- _WHAT YOU NEED TO DO_: Pick out every line of the entries below where "Menyajikan" occurs, and copy those lines.

- _DATA EXCERPTS_:
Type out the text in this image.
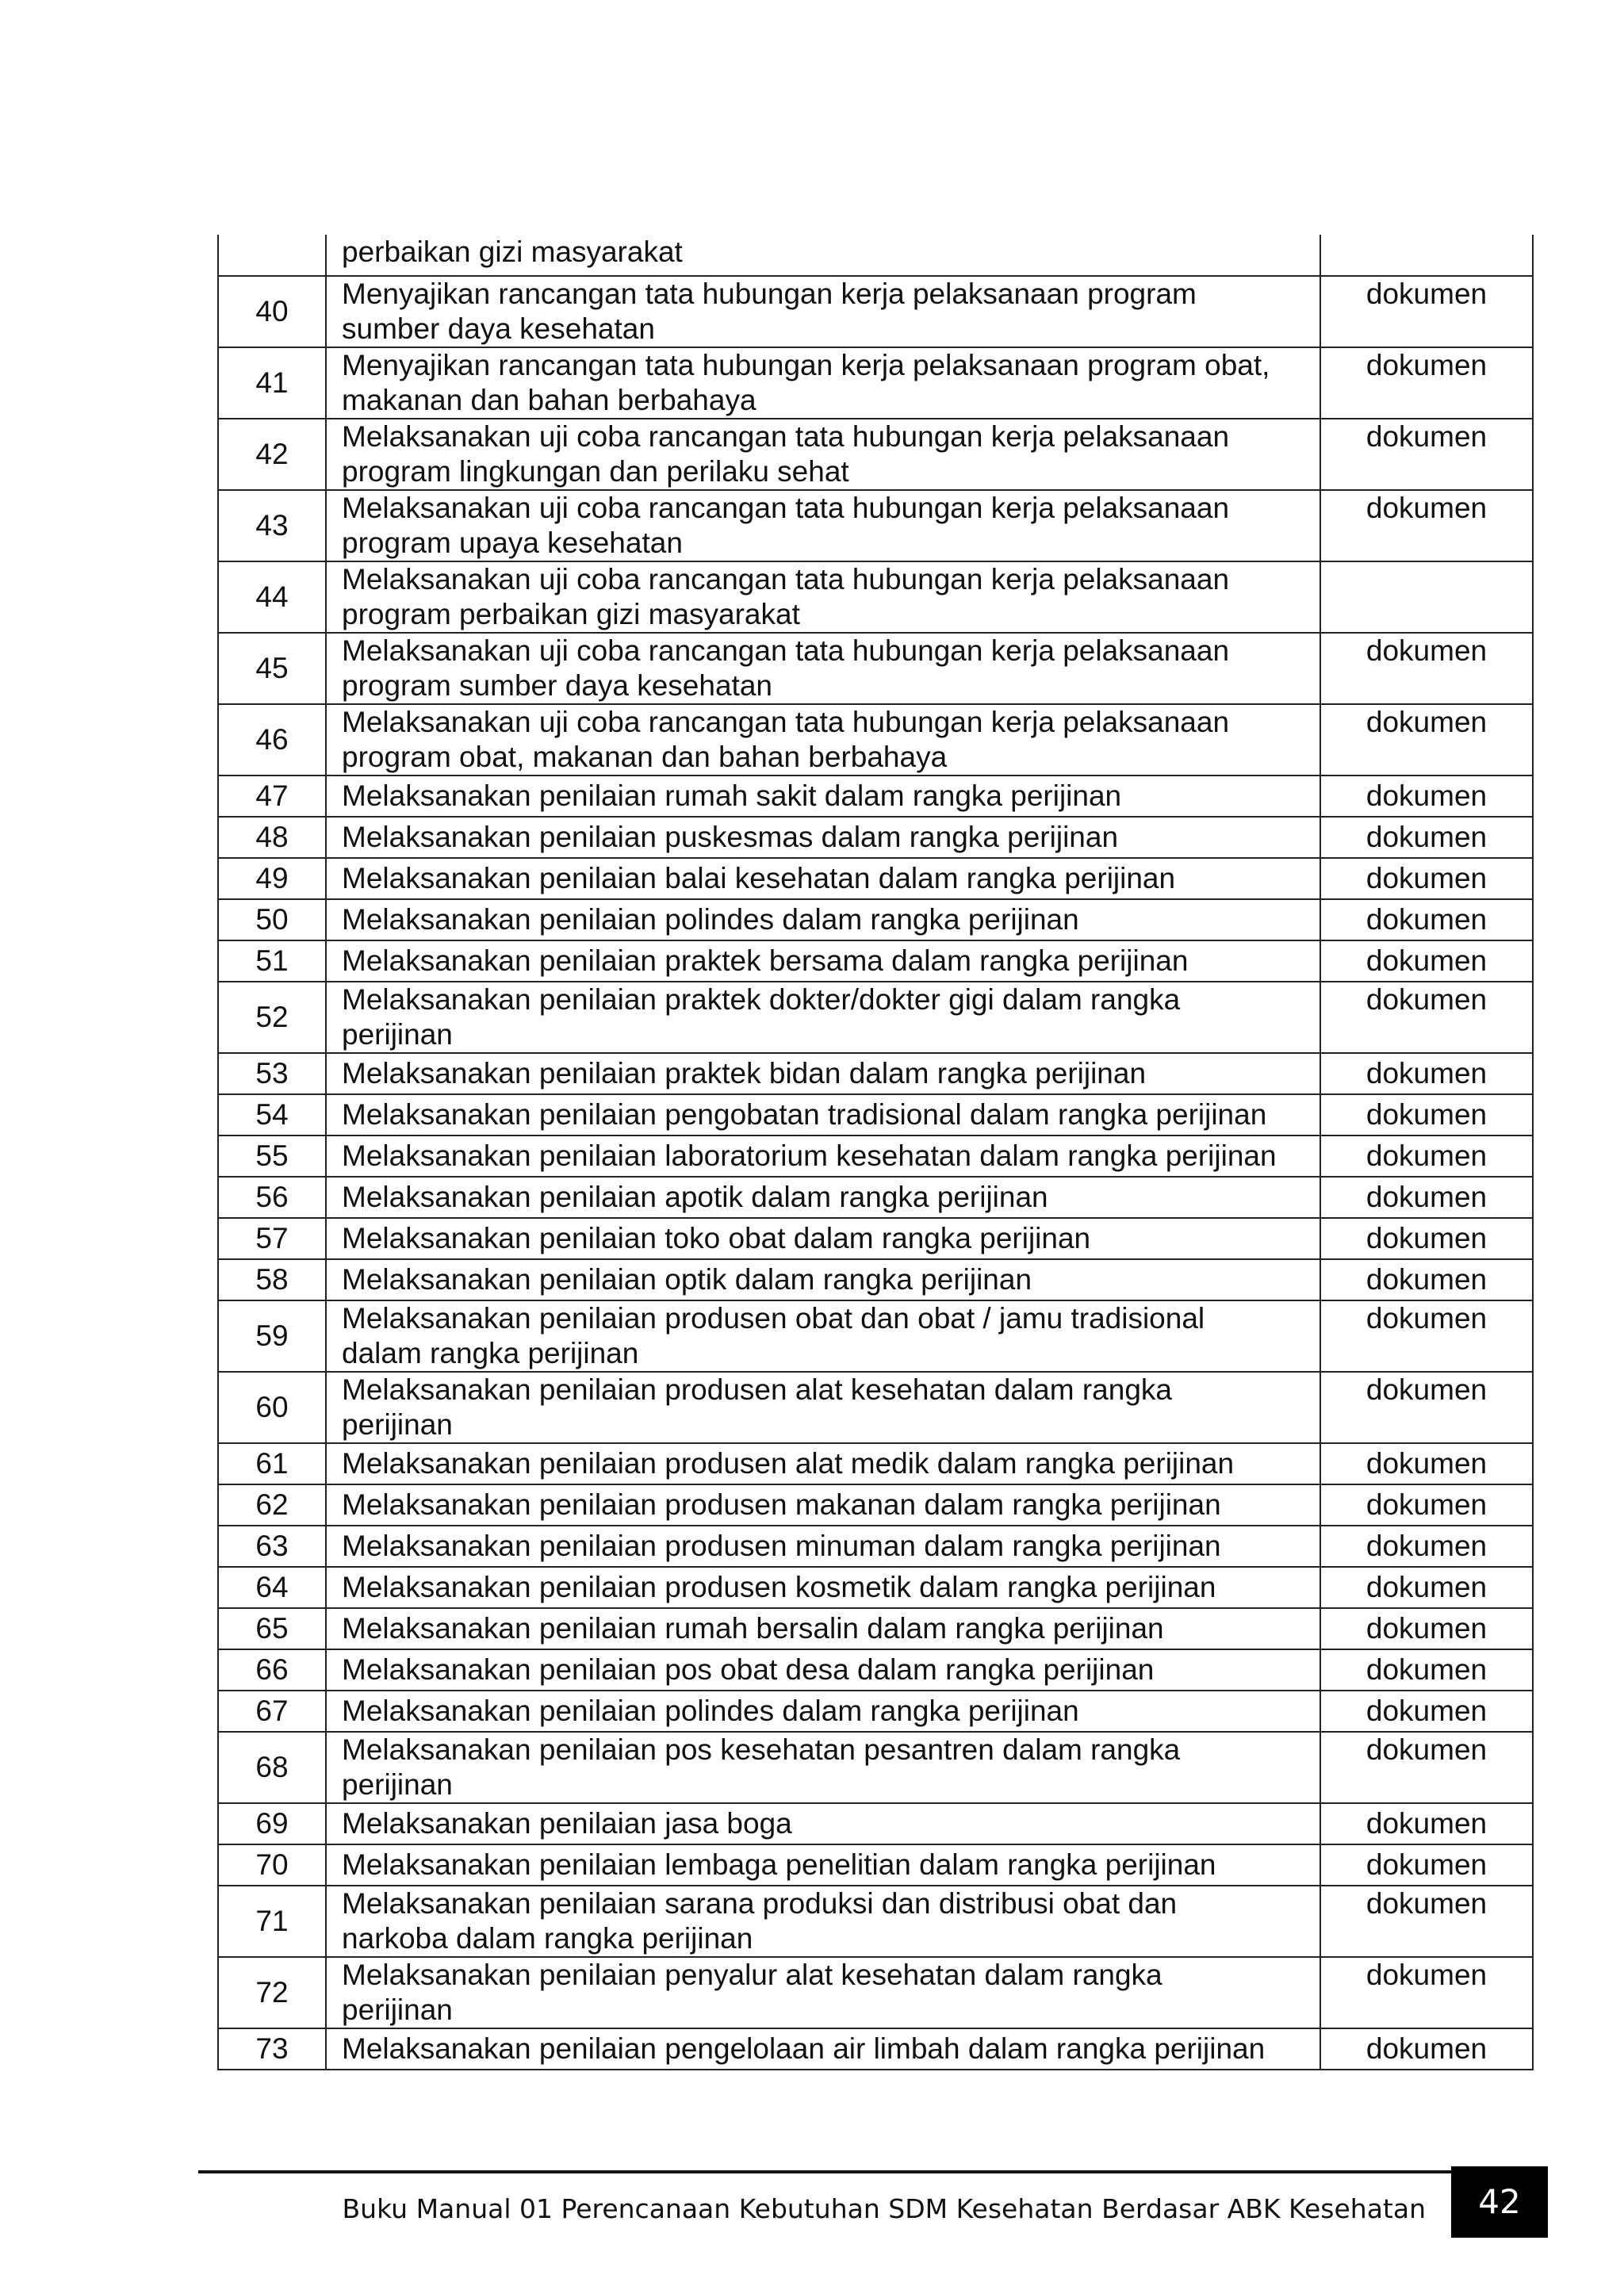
	perbaikan gizi masyarakat	
40	Menyajikan rancangan tata hubungan kerja pelaksanaan program
sumber daya kesehatan	dokumen
41	Menyajikan rancangan tata hubungan kerja pelaksanaan program obat,
makanan dan bahan berbahaya	dokumen
42	Melaksanakan uji coba rancangan tata hubungan kerja pelaksanaan
program lingkungan dan perilaku sehat	dokumen
43	Melaksanakan uji coba rancangan tata hubungan kerja pelaksanaan
program upaya kesehatan	dokumen
44	Melaksanakan uji coba rancangan tata hubungan kerja pelaksanaan
program perbaikan gizi masyarakat	

45	Melaksanakan uji coba rancangan tata hubungan kerja pelaksanaan
program sumber daya kesehatan	dokumen
46	Melaksanakan uji coba rancangan tata hubungan kerja pelaksanaan
program obat, makanan dan bahan berbahaya	dokumen
47	Melaksanakan penilaian rumah sakit dalam rangka perijinan	dokumen
48	Melaksanakan penilaian puskesmas dalam rangka perijinan	dokumen
49	Melaksanakan penilaian balai kesehatan dalam rangka perijinan	dokumen
50	Melaksanakan penilaian polindes dalam rangka perijinan	dokumen
51	Melaksanakan penilaian praktek bersama dalam rangka perijinan	dokumen
52	Melaksanakan penilaian praktek dokter/dokter gigi dalam rangka
perijinan	dokumen
53	Melaksanakan penilaian praktek bidan dalam rangka perijinan	dokumen
54	Melaksanakan penilaian pengobatan tradisional dalam rangka perijinan	dokumen
55	Melaksanakan penilaian laboratorium kesehatan dalam rangka perijinan	dokumen
56	Melaksanakan penilaian apotik dalam rangka perijinan	dokumen
57	Melaksanakan penilaian toko obat dalam rangka perijinan	dokumen
58	Melaksanakan penilaian optik dalam rangka perijinan	dokumen
59	Melaksanakan penilaian produsen obat dan obat / jamu tradisional
dalam rangka perijinan	dokumen
60	Melaksanakan penilaian produsen alat kesehatan dalam rangka
perijinan	dokumen
61	Melaksanakan penilaian produsen alat medik dalam rangka perijinan	dokumen
62	Melaksanakan penilaian produsen makanan dalam rangka perijinan	dokumen
63	Melaksanakan penilaian produsen minuman dalam rangka perijinan	dokumen
64	Melaksanakan penilaian produsen kosmetik dalam rangka perijinan	dokumen
65	Melaksanakan penilaian rumah bersalin dalam rangka perijinan	dokumen
66	Melaksanakan penilaian pos obat desa dalam rangka perijinan	dokumen
67	Melaksanakan penilaian polindes dalam rangka perijinan	dokumen
68	Melaksanakan penilaian pos kesehatan pesantren dalam rangka
perijinan	dokumen
69	Melaksanakan penilaian jasa boga	dokumen
70	Melaksanakan penilaian lembaga penelitian dalam rangka perijinan	dokumen
71	Melaksanakan penilaian sarana produksi dan distribusi obat dan
narkoba dalam rangka perijinan	dokumen
72	Melaksanakan penilaian penyalur alat kesehatan dalam rangka
perijinan	dokumen
73	Melaksanakan penilaian pengelolaan air limbah dalam rangka perijinan	dokumen
Buku Manual 01 Perencanaan Kebutuhan SDM Kesehatan Berdasar ABK Kesehatan	42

- _RESULT OF THE TASK_:
40	Menyajikan rancangan tata hubungan kerja pelaksanaan program
41	Menyajikan rancangan tata hubungan kerja pelaksanaan program obat,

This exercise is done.